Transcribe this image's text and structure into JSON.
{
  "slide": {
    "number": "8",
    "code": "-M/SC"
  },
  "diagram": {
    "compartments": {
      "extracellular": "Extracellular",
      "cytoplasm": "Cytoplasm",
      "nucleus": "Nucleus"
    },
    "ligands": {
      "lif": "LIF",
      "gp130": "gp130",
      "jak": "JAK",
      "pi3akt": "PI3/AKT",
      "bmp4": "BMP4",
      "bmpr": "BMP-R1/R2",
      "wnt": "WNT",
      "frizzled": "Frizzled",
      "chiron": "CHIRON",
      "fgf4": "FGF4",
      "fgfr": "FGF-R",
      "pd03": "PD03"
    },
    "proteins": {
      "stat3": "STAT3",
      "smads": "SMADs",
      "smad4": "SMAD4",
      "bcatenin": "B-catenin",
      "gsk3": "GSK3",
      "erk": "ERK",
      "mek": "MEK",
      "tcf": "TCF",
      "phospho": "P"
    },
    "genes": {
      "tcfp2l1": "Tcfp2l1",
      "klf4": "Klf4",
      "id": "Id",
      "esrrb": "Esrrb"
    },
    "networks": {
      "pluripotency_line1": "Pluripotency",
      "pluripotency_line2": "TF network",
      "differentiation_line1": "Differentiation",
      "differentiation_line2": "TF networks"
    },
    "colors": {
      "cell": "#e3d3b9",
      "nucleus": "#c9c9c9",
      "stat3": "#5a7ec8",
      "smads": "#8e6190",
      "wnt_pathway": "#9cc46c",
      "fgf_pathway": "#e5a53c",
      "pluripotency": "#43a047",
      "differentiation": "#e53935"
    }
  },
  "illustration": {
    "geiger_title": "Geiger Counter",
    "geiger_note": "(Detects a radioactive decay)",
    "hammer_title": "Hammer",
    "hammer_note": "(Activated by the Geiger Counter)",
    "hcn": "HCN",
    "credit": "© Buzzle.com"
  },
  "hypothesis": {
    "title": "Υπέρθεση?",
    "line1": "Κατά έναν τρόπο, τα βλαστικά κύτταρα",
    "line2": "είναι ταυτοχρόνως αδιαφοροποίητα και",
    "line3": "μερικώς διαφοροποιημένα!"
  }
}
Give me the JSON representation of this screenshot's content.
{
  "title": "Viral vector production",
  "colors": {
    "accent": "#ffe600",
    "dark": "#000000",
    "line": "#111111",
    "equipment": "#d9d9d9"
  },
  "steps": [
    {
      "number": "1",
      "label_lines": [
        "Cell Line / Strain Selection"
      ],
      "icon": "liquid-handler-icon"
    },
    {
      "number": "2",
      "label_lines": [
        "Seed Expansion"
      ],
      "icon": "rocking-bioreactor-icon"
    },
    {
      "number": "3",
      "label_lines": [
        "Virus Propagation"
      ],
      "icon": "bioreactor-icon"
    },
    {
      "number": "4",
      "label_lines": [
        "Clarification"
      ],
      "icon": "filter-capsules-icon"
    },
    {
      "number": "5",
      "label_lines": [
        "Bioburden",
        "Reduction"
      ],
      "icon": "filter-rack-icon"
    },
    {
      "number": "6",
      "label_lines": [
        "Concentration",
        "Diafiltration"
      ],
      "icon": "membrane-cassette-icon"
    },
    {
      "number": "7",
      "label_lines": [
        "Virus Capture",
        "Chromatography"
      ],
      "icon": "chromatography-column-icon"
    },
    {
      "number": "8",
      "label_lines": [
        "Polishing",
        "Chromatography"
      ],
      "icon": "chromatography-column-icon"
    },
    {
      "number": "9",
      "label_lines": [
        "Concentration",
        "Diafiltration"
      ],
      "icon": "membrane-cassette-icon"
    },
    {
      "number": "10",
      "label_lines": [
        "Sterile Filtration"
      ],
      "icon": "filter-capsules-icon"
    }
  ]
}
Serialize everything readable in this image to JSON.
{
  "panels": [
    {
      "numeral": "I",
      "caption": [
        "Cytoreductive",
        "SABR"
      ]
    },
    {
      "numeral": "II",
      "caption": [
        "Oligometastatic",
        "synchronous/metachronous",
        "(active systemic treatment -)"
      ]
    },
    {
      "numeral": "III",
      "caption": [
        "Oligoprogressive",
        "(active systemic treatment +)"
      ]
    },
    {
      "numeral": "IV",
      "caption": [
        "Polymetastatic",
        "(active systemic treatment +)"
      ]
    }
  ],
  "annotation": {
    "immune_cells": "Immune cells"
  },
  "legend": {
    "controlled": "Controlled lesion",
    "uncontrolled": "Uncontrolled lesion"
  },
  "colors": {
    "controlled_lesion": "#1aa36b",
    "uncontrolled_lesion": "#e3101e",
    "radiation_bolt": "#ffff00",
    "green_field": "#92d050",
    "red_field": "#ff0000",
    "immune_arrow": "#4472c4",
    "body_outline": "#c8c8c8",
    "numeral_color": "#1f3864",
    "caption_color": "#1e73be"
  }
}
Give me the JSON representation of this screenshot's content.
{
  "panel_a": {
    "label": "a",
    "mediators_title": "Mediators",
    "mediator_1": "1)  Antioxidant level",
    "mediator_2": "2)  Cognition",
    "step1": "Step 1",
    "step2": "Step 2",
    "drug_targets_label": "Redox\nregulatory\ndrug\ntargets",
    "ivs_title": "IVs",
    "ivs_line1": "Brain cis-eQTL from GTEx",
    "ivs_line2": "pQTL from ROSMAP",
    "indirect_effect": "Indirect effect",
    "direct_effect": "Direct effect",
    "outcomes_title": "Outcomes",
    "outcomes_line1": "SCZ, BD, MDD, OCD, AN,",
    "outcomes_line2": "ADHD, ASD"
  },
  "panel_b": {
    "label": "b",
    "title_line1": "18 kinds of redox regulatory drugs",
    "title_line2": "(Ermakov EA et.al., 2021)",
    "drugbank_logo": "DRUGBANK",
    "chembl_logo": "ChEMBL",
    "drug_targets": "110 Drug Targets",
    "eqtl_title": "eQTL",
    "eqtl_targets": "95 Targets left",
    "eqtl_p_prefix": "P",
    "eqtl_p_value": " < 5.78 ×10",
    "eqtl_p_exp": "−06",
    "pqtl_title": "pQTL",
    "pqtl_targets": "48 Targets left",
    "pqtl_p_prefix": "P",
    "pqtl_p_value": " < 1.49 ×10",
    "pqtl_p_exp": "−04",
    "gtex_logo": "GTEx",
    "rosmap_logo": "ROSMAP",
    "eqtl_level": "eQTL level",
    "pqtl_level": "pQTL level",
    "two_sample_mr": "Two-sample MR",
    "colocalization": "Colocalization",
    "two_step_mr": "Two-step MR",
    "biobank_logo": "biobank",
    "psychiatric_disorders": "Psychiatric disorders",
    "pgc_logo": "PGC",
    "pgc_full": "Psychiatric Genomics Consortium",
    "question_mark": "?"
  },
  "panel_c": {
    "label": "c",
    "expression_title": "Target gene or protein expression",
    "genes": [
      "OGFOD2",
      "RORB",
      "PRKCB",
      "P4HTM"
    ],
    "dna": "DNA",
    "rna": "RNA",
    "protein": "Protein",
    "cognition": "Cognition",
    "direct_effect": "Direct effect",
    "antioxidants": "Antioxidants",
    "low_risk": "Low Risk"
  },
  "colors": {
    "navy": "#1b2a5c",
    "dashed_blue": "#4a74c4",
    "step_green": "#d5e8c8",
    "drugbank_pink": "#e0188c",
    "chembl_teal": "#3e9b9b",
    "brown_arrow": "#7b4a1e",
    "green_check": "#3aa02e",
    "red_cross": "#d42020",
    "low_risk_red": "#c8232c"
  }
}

# # # #

■ **INSTRUCTIONS TO FOLLOW**:
Each record must be transcribed exactly, with nothing left out.

■ **OUTPUT OF THE TASK**:
Transcribe this image's text and structure into JSON.
{
  "slide": {
    "number": "8",
    "code": "-M/SC"
  },
  "diagram": {
    "compartments": {
      "extracellular": "Extracellular",
      "cytoplasm": "Cytoplasm",
      "nucleus": "Nucleus"
    },
    "ligands": {
      "lif": "LIF",
      "gp130": "gp130",
      "jak": "JAK",
      "pi3akt": "PI3/AKT",
      "bmp4": "BMP4",
      "bmpr": "BMP-R1/R2",
      "wnt": "WNT",
      "frizzled": "Frizzled",
      "chiron": "CHIRON",
      "fgf4": "FGF4",
      "fgfr": "FGF-R",
      "pd03": "PD03"
    },
    "proteins": {
      "stat3": "STAT3",
      "smads": "SMADs",
      "smad4": "SMAD4",
      "bcatenin": "B-catenin",
      "gsk3": "GSK3",
      "erk": "ERK",
      "mek": "MEK",
      "tcf": "TCF",
      "phospho": "P"
    },
    "genes": {
      "tcfp2l1": "Tcfp2l1",
      "klf4": "Klf4",
      "id": "Id",
      "esrrb": "Esrrb"
    },
    "networks": {
      "pluripotency_line1": "Pluripotency",
      "pluripotency_line2": "TF network",
      "differentiation_line1": "Differentiation",
      "differentiation_line2": "TF networks"
    },
    "colors": {
      "cell": "#e3d3b9",
      "nucleus": "#c9c9c9",
      "stat3": "#5a7ec8",
      "smads": "#8e6190",
      "wnt_pathway": "#9cc46c",
      "fgf_pathway": "#e5a53c",
      "pluripotency": "#43a047",
      "differentiation": "#e53935"
    }
  },
  "illustration": {
    "geiger_title": "Geiger Counter",
    "geiger_note": "(Detects a radioactive decay)",
    "hammer_title": "Hammer",
    "hammer_note": "(Activated by the Geiger Counter)",
    "hcn": "HCN",
    "credit": "© Buzzle.com"
  },
  "hypothesis": {
    "title": "Υπέρθεση?",
    "line1": "Κατά έναν τρόπο, τα βλαστικά κύτταρα",
    "line2": "είναι ταυτοχρόνως αδιαφοροποίητα και",
    "line3": "μερικώς διαφοροποιημένα!"
  }
}
Give me the JSON representation of this screenshot's content.
{
  "title": "Viral vector production",
  "colors": {
    "accent": "#ffe600",
    "dark": "#000000",
    "line": "#111111",
    "equipment": "#d9d9d9"
  },
  "steps": [
    {
      "number": "1",
      "label_lines": [
        "Cell Line / Strain Selection"
      ],
      "icon": "liquid-handler-icon"
    },
    {
      "number": "2",
      "label_lines": [
        "Seed Expansion"
      ],
      "icon": "rocking-bioreactor-icon"
    },
    {
      "number": "3",
      "label_lines": [
        "Virus Propagation"
      ],
      "icon": "bioreactor-icon"
    },
    {
      "number": "4",
      "label_lines": [
        "Clarification"
      ],
      "icon": "filter-capsules-icon"
    },
    {
      "number": "5",
      "label_lines": [
        "Bioburden",
        "Reduction"
      ],
      "icon": "filter-rack-icon"
    },
    {
      "number": "6",
      "label_lines": [
        "Concentration",
        "Diafiltration"
      ],
      "icon": "membrane-cassette-icon"
    },
    {
      "number": "7",
      "label_lines": [
        "Virus Capture",
        "Chromatography"
      ],
      "icon": "chromatography-column-icon"
    },
    {
      "number": "8",
      "label_lines": [
        "Polishing",
        "Chromatography"
      ],
      "icon": "chromatography-column-icon"
    },
    {
      "number": "9",
      "label_lines": [
        "Concentration",
        "Diafiltration"
      ],
      "icon": "membrane-cassette-icon"
    },
    {
      "number": "10",
      "label_lines": [
        "Sterile Filtration"
      ],
      "icon": "filter-capsules-icon"
    }
  ]
}
Serialize everything readable in this image to JSON.
{
  "panels": [
    {
      "numeral": "I",
      "caption": [
        "Cytoreductive",
        "SABR"
      ]
    },
    {
      "numeral": "II",
      "caption": [
        "Oligometastatic",
        "synchronous/metachronous",
        "(active systemic treatment -)"
      ]
    },
    {
      "numeral": "III",
      "caption": [
        "Oligoprogressive",
        "(active systemic treatment +)"
      ]
    },
    {
      "numeral": "IV",
      "caption": [
        "Polymetastatic",
        "(active systemic treatment +)"
      ]
    }
  ],
  "annotation": {
    "immune_cells": "Immune cells"
  },
  "legend": {
    "controlled": "Controlled lesion",
    "uncontrolled": "Uncontrolled lesion"
  },
  "colors": {
    "controlled_lesion": "#1aa36b",
    "uncontrolled_lesion": "#e3101e",
    "radiation_bolt": "#ffff00",
    "green_field": "#92d050",
    "red_field": "#ff0000",
    "immune_arrow": "#4472c4",
    "body_outline": "#c8c8c8",
    "numeral_color": "#1f3864",
    "caption_color": "#1e73be"
  }
}
Give me the JSON representation of this screenshot's content.
{
  "panel_a": {
    "label": "a",
    "mediators_title": "Mediators",
    "mediator_1": "1)  Antioxidant level",
    "mediator_2": "2)  Cognition",
    "step1": "Step 1",
    "step2": "Step 2",
    "drug_targets_label": "Redox\nregulatory\ndrug\ntargets",
    "ivs_title": "IVs",
    "ivs_line1": "Brain cis-eQTL from GTEx",
    "ivs_line2": "pQTL from ROSMAP",
    "indirect_effect": "Indirect effect",
    "direct_effect": "Direct effect",
    "outcomes_title": "Outcomes",
    "outcomes_line1": "SCZ, BD, MDD, OCD, AN,",
    "outcomes_line2": "ADHD, ASD"
  },
  "panel_b": {
    "label": "b",
    "title_line1": "18 kinds of redox regulatory drugs",
    "title_line2": "(Ermakov EA et.al., 2021)",
    "drugbank_logo": "DRUGBANK",
    "chembl_logo": "ChEMBL",
    "drug_targets": "110 Drug Targets",
    "eqtl_title": "eQTL",
    "eqtl_targets": "95 Targets left",
    "eqtl_p_prefix": "P",
    "eqtl_p_value": " < 5.78 ×10",
    "eqtl_p_exp": "−06",
    "pqtl_title": "pQTL",
    "pqtl_targets": "48 Targets left",
    "pqtl_p_prefix": "P",
    "pqtl_p_value": " < 1.49 ×10",
    "pqtl_p_exp": "−04",
    "gtex_logo": "GTEx",
    "rosmap_logo": "ROSMAP",
    "eqtl_level": "eQTL level",
    "pqtl_level": "pQTL level",
    "two_sample_mr": "Two-sample MR",
    "colocalization": "Colocalization",
    "two_step_mr": "Two-step MR",
    "biobank_logo": "biobank",
    "psychiatric_disorders": "Psychiatric disorders",
    "pgc_logo": "PGC",
    "pgc_full": "Psychiatric Genomics Consortium",
    "question_mark": "?"
  },
  "panel_c": {
    "label": "c",
    "expression_title": "Target gene or protein expression",
    "genes": [
      "OGFOD2",
      "RORB",
      "PRKCB",
      "P4HTM"
    ],
    "dna": "DNA",
    "rna": "RNA",
    "protein": "Protein",
    "cognition": "Cognition",
    "direct_effect": "Direct effect",
    "antioxidants": "Antioxidants",
    "low_risk": "Low Risk"
  },
  "colors": {
    "navy": "#1b2a5c",
    "dashed_blue": "#4a74c4",
    "step_green": "#d5e8c8",
    "drugbank_pink": "#e0188c",
    "chembl_teal": "#3e9b9b",
    "brown_arrow": "#7b4a1e",
    "green_check": "#3aa02e",
    "red_cross": "#d42020",
    "low_risk_red": "#c8232c"
  }
}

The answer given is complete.